## WHAT IS REQUIRED:
Output all of the data below exactly as given.

## STORED RECORDS:
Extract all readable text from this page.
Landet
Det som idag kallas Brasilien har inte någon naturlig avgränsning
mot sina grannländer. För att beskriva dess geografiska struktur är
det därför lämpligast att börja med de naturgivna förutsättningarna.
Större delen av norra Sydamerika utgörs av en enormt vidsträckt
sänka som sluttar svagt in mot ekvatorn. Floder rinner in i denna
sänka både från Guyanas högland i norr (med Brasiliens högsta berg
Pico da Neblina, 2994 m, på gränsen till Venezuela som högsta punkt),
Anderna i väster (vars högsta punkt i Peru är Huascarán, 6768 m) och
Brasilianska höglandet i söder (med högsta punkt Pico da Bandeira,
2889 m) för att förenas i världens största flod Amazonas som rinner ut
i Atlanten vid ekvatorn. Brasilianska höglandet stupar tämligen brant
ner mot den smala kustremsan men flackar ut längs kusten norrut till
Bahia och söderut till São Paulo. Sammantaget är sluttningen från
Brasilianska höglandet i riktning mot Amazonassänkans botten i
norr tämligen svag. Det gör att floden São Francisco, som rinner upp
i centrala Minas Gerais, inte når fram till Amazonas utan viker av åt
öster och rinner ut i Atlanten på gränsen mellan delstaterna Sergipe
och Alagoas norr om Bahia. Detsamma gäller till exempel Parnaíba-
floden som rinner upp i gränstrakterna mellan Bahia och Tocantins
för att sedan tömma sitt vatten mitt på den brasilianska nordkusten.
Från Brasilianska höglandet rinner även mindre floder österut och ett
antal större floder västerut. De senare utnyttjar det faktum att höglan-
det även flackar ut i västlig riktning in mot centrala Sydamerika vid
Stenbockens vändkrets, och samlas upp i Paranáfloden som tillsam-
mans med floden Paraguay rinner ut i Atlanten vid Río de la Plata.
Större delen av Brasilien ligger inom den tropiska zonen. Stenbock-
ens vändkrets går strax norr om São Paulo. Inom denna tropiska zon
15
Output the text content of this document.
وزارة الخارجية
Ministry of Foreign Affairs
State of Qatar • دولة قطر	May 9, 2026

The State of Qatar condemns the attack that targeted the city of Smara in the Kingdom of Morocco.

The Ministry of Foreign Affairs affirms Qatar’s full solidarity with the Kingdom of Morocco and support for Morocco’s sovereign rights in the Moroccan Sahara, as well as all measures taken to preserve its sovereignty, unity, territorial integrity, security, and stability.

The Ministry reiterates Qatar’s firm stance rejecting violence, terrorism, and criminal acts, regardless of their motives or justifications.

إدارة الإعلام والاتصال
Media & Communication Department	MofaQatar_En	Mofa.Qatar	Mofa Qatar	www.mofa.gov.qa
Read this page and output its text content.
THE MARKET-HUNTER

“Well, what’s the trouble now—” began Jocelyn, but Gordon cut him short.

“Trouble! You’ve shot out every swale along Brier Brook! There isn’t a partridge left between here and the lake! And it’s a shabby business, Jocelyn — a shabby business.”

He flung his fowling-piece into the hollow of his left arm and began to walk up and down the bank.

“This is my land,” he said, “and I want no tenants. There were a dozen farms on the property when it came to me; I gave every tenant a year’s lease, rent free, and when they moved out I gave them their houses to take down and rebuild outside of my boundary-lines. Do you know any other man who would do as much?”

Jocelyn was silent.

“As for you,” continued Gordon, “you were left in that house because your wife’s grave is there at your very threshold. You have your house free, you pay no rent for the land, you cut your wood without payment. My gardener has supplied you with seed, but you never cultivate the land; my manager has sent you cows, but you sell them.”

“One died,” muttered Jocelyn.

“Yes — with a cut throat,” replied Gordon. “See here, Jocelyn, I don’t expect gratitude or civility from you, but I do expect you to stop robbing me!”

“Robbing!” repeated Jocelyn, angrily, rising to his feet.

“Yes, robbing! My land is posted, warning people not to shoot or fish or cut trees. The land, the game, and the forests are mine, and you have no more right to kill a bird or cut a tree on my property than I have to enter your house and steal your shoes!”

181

## OUTPUT BELOW:
Extract all readable text from this page.
Landet
Det som idag kallas Brasilien har inte någon naturlig avgränsning
mot sina grannländer. För att beskriva dess geografiska struktur är
det därför lämpligast att börja med de naturgivna förutsättningarna.
Större delen av norra Sydamerika utgörs av en enormt vidsträckt
sänka som sluttar svagt in mot ekvatorn. Floder rinner in i denna
sänka både från Guyanas högland i norr (med Brasiliens högsta berg
Pico da Neblina, 2994 m, på gränsen till Venezuela som högsta punkt),
Anderna i väster (vars högsta punkt i Peru är Huascarán, 6768 m) och
Brasilianska höglandet i söder (med högsta punkt Pico da Bandeira,
2889 m) för att förenas i världens största flod Amazonas som rinner ut
i Atlanten vid ekvatorn. Brasilianska höglandet stupar tämligen brant
ner mot den smala kustremsan men flackar ut längs kusten norrut till
Bahia och söderut till São Paulo. Sammantaget är sluttningen från
Brasilianska höglandet i riktning mot Amazonassänkans botten i
norr tämligen svag. Det gör att floden São Francisco, som rinner upp
i centrala Minas Gerais, inte når fram till Amazonas utan viker av åt
öster och rinner ut i Atlanten på gränsen mellan delstaterna Sergipe
och Alagoas norr om Bahia. Detsamma gäller till exempel Parnaíba-
floden som rinner upp i gränstrakterna mellan Bahia och Tocantins
för att sedan tömma sitt vatten mitt på den brasilianska nordkusten.
Från Brasilianska höglandet rinner även mindre floder österut och ett
antal större floder västerut. De senare utnyttjar det faktum att höglan-
det även flackar ut i västlig riktning in mot centrala Sydamerika vid
Stenbockens vändkrets, och samlas upp i Paranáfloden som tillsam-
mans med floden Paraguay rinner ut i Atlanten vid Río de la Plata.
Större delen av Brasilien ligger inom den tropiska zonen. Stenbock-
ens vändkrets går strax norr om São Paulo. Inom denna tropiska zon
15
Output the text content of this document.
وزارة الخارجية
Ministry of Foreign Affairs
State of Qatar • دولة قطر	May 9, 2026

The State of Qatar condemns the attack that targeted the city of Smara in the Kingdom of Morocco.

The Ministry of Foreign Affairs affirms Qatar’s full solidarity with the Kingdom of Morocco and support for Morocco’s sovereign rights in the Moroccan Sahara, as well as all measures taken to preserve its sovereignty, unity, territorial integrity, security, and stability.

The Ministry reiterates Qatar’s firm stance rejecting violence, terrorism, and criminal acts, regardless of their motives or justifications.

إدارة الإعلام والاتصال
Media & Communication Department	MofaQatar_En	Mofa.Qatar	Mofa Qatar	www.mofa.gov.qa
Read this page and output its text content.
THE MARKET-HUNTER

“Well, what’s the trouble now—” began Jocelyn, but Gordon cut him short.

“Trouble! You’ve shot out every swale along Brier Brook! There isn’t a partridge left between here and the lake! And it’s a shabby business, Jocelyn — a shabby business.”

He flung his fowling-piece into the hollow of his left arm and began to walk up and down the bank.

“This is my land,” he said, “and I want no tenants. There were a dozen farms on the property when it came to me; I gave every tenant a year’s lease, rent free, and when they moved out I gave them their houses to take down and rebuild outside of my boundary-lines. Do you know any other man who would do as much?”

Jocelyn was silent.

“As for you,” continued Gordon, “you were left in that house because your wife’s grave is there at your very threshold. You have your house free, you pay no rent for the land, you cut your wood without payment. My gardener has supplied you with seed, but you never cultivate the land; my manager has sent you cows, but you sell them.”

“One died,” muttered Jocelyn.

“Yes — with a cut throat,” replied Gordon. “See here, Jocelyn, I don’t expect gratitude or civility from you, but I do expect you to stop robbing me!”

“Robbing!” repeated Jocelyn, angrily, rising to his feet.

“Yes, robbing! My land is posted, warning people not to shoot or fish or cut trees. The land, the game, and the forests are mine, and you have no more right to kill a bird or cut a tree on my property than I have to enter your house and steal your shoes!”

181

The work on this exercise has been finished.